• **TASK PROMPT**
Reproduce the entries below in full, word for word.

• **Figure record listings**
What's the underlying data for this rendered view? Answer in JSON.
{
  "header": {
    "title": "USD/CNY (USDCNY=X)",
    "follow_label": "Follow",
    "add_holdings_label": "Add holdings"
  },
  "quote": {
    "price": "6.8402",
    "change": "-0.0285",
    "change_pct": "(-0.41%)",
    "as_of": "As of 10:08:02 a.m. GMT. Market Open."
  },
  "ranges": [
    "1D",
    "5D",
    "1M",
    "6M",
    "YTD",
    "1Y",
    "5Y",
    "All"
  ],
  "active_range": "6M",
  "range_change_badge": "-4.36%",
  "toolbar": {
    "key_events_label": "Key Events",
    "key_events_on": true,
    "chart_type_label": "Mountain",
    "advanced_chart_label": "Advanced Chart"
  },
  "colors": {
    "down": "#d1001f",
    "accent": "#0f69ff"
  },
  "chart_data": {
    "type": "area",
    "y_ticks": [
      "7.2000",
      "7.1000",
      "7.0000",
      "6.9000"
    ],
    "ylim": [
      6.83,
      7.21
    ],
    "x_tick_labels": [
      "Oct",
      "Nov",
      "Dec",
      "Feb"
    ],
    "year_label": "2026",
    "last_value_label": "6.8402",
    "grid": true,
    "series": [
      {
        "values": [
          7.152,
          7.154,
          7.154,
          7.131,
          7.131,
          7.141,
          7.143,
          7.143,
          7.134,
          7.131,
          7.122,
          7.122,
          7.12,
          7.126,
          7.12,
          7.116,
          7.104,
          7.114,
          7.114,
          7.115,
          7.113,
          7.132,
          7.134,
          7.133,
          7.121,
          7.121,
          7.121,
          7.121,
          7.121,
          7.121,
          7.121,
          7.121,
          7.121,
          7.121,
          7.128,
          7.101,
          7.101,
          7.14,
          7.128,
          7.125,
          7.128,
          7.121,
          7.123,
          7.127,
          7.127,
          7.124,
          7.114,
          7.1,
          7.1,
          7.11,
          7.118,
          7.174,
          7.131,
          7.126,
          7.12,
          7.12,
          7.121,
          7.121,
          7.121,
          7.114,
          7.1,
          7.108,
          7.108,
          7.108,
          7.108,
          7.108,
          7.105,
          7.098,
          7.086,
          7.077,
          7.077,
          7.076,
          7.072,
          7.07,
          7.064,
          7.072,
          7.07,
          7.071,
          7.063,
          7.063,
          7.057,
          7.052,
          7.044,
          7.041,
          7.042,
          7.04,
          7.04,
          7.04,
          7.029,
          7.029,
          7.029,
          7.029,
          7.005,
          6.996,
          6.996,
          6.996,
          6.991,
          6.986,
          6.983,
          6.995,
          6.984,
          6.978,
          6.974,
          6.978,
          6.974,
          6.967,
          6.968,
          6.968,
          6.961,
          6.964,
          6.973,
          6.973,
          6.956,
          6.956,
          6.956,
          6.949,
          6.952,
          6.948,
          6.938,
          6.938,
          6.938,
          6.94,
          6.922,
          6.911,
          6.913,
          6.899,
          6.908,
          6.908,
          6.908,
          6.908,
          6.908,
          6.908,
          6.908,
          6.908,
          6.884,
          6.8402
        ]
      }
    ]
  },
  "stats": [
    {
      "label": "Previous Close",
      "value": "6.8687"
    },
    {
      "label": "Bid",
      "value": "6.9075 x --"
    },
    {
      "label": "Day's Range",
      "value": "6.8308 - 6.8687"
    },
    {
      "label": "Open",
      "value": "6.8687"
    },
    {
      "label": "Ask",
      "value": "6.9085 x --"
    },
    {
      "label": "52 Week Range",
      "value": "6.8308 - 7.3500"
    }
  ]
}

• **COMPLETE OUTPUT**
What's the underlying data for this rendered view? Answer in JSON.
{
  "header": {
    "title": "USD/CNY (USDCNY=X)",
    "follow_label": "Follow",
    "add_holdings_label": "Add holdings"
  },
  "quote": {
    "price": "6.8402",
    "change": "-0.0285",
    "change_pct": "(-0.41%)",
    "as_of": "As of 10:08:02 a.m. GMT. Market Open."
  },
  "ranges": [
    "1D",
    "5D",
    "1M",
    "6M",
    "YTD",
    "1Y",
    "5Y",
    "All"
  ],
  "active_range": "6M",
  "range_change_badge": "-4.36%",
  "toolbar": {
    "key_events_label": "Key Events",
    "key_events_on": true,
    "chart_type_label": "Mountain",
    "advanced_chart_label": "Advanced Chart"
  },
  "colors": {
    "down": "#d1001f",
    "accent": "#0f69ff"
  },
  "chart_data": {
    "type": "area",
    "y_ticks": [
      "7.2000",
      "7.1000",
      "7.0000",
      "6.9000"
    ],
    "ylim": [
      6.83,
      7.21
    ],
    "x_tick_labels": [
      "Oct",
      "Nov",
      "Dec",
      "Feb"
    ],
    "year_label": "2026",
    "last_value_label": "6.8402",
    "grid": true,
    "series": [
      {
        "values": [
          7.152,
          7.154,
          7.154,
          7.131,
          7.131,
          7.141,
          7.143,
          7.143,
          7.134,
          7.131,
          7.122,
          7.122,
          7.12,
          7.126,
          7.12,
          7.116,
          7.104,
          7.114,
          7.114,
          7.115,
          7.113,
          7.132,
          7.134,
          7.133,
          7.121,
          7.121,
          7.121,
          7.121,
          7.121,
          7.121,
          7.121,
          7.121,
          7.121,
          7.121,
          7.128,
          7.101,
          7.101,
          7.14,
          7.128,
          7.125,
          7.128,
          7.121,
          7.123,
          7.127,
          7.127,
          7.124,
          7.114,
          7.1,
          7.1,
          7.11,
          7.118,
          7.174,
          7.131,
          7.126,
          7.12,
          7.12,
          7.121,
          7.121,
          7.121,
          7.114,
          7.1,
          7.108,
          7.108,
          7.108,
          7.108,
          7.108,
          7.105,
          7.098,
          7.086,
          7.077,
          7.077,
          7.076,
          7.072,
          7.07,
          7.064,
          7.072,
          7.07,
          7.071,
          7.063,
          7.063,
          7.057,
          7.052,
          7.044,
          7.041,
          7.042,
          7.04,
          7.04,
          7.04,
          7.029,
          7.029,
          7.029,
          7.029,
          7.005,
          6.996,
          6.996,
          6.996,
          6.991,
          6.986,
          6.983,
          6.995,
          6.984,
          6.978,
          6.974,
          6.978,
          6.974,
          6.967,
          6.968,
          6.968,
          6.961,
          6.964,
          6.973,
          6.973,
          6.956,
          6.956,
          6.956,
          6.949,
          6.952,
          6.948,
          6.938,
          6.938,
          6.938,
          6.94,
          6.922,
          6.911,
          6.913,
          6.899,
          6.908,
          6.908,
          6.908,
          6.908,
          6.908,
          6.908,
          6.908,
          6.908,
          6.884,
          6.8402
        ]
      }
    ]
  },
  "stats": [
    {
      "label": "Previous Close",
      "value": "6.8687"
    },
    {
      "label": "Bid",
      "value": "6.9075 x --"
    },
    {
      "label": "Day's Range",
      "value": "6.8308 - 6.8687"
    },
    {
      "label": "Open",
      "value": "6.8687"
    },
    {
      "label": "Ask",
      "value": "6.9085 x --"
    },
    {
      "label": "52 Week Range",
      "value": "6.8308 - 7.3500"
    }
  ]
}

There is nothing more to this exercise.